------ Text to read

14. If the site may be located in karst, a soils exploration study or statement from a qualified department staff that a soils exploration study is not needed shall be included.

 

15. The Department Evaluation Rule should remain in place. This provides the DNR director the ability to deny a CAFO based on site unsuitability. The DNR director should use it.

 

16. The corporation (integrator) that owns the hogs should be included on the Construction Design Statement in order to determine common management.

 

17. The definition of “non-substantial revisions” in a construction approval letter should be clearly spelled out and not subject to the CAFO developer’s definition.

18. Increase the amount of time that a county board of supervisors has to file an appeal for an approved CAFO permit with the Environmental Protection Commission from 14 to 30 days. The DNR did originally make this change, but then removed  and reverted back to the 14 days after receiving comments from producer interests.

 

19. A new construction permit should be required for confinement buildings  empty for 12 months that are being repopulated with over 1000 animal units. The DNR changed that to 24 months.

 

20. Further, all confinement pits should be inspected by a licensed professional engineer or a DNR engineer before repopulating the building.

------------
------ Stored data

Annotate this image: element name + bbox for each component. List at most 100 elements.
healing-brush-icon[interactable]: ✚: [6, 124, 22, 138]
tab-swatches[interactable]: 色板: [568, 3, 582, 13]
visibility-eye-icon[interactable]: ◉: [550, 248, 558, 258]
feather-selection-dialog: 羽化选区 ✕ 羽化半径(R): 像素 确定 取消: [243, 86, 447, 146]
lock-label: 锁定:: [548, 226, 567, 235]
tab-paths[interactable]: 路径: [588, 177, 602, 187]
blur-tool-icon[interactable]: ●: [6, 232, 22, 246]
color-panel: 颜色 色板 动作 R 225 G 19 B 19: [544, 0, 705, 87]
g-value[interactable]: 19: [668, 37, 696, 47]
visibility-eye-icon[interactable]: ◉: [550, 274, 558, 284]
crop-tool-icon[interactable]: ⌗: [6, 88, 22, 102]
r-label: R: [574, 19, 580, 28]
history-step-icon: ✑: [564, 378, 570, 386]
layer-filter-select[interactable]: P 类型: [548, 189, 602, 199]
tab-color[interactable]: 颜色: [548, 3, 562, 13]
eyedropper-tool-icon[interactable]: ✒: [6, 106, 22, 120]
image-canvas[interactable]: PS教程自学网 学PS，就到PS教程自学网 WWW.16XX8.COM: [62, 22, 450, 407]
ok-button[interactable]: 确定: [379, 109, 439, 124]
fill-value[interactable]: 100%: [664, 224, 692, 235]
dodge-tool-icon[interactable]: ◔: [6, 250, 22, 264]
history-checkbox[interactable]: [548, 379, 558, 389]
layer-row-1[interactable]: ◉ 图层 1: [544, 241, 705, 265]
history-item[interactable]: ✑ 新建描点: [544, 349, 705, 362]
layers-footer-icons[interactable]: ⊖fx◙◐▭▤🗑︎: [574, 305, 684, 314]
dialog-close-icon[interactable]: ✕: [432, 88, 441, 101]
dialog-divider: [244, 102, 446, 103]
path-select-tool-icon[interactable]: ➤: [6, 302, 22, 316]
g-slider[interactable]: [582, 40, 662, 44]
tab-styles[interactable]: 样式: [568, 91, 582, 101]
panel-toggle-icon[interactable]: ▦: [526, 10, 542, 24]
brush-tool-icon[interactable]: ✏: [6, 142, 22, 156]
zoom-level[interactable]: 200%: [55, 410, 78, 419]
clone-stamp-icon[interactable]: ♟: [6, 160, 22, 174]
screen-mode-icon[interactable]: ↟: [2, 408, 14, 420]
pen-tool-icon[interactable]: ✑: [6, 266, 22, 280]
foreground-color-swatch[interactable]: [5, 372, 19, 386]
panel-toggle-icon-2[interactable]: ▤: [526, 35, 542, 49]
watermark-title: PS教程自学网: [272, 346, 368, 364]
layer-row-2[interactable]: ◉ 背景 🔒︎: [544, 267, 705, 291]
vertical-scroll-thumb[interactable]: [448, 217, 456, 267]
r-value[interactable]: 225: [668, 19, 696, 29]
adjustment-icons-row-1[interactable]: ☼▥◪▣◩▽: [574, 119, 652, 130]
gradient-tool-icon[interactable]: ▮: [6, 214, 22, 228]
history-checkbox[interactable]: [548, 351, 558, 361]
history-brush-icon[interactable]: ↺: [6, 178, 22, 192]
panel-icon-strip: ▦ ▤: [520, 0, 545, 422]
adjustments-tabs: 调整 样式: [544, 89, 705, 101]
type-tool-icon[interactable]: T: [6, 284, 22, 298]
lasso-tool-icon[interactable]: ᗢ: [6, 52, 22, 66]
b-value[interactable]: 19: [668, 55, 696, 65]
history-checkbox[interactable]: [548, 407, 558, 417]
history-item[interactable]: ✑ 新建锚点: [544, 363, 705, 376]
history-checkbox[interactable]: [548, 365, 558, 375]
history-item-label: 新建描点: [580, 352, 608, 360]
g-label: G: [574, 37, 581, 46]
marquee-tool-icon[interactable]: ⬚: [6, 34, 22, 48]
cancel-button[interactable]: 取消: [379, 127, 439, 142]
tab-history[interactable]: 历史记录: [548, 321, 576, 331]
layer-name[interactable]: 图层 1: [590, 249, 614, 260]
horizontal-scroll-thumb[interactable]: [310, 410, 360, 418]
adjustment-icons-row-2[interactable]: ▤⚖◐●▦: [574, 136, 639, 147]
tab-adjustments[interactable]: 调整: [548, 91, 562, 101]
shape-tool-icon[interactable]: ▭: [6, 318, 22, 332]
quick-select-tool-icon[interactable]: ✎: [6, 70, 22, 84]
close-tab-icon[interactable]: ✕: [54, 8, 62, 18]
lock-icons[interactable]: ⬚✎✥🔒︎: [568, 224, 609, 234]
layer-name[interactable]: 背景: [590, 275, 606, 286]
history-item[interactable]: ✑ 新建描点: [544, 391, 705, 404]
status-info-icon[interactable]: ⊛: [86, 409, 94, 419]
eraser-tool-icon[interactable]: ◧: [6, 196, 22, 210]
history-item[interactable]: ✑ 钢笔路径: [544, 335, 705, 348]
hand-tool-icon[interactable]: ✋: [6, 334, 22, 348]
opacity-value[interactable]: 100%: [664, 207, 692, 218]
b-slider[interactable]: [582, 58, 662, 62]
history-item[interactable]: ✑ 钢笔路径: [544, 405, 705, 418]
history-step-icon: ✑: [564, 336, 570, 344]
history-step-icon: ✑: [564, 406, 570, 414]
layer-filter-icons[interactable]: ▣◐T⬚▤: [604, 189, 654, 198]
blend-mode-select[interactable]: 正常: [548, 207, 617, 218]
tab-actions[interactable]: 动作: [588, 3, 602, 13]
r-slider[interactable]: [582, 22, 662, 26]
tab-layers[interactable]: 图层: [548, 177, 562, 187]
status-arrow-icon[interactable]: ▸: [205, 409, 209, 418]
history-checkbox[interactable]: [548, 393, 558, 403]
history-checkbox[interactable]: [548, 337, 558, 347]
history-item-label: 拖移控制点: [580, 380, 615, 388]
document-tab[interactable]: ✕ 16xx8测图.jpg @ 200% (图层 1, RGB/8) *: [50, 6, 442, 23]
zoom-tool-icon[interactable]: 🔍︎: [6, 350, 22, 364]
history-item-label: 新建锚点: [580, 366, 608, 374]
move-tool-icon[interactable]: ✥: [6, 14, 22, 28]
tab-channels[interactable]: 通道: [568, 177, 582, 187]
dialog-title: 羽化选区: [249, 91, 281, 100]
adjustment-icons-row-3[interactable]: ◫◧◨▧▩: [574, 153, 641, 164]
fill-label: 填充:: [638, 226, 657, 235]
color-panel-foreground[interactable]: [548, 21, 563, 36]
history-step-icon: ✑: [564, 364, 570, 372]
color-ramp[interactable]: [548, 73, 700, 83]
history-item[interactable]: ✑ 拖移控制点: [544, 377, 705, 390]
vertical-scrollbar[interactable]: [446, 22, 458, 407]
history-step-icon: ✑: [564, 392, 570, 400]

------------

— Direction —
Using the CAFO recommendations, decide whether each statement agrees with the text, answering yes or no and quoting the words that decide it. 1. The recommendation would give a county board of supervisors 30 days instead of 14 to file an appeal. 2. The DNR kept its change to the appeal period after hearing from producer interests. 3. The DNR set 24 months as the empty period before a new construction permit is required for repopulation.

— Finished task —
1. Yes: "from 14 to 30 days"
2. No: "reverted back to the 14 days after receiving comments from producer interests"
3. Yes: "The DNR changed that to 24 months."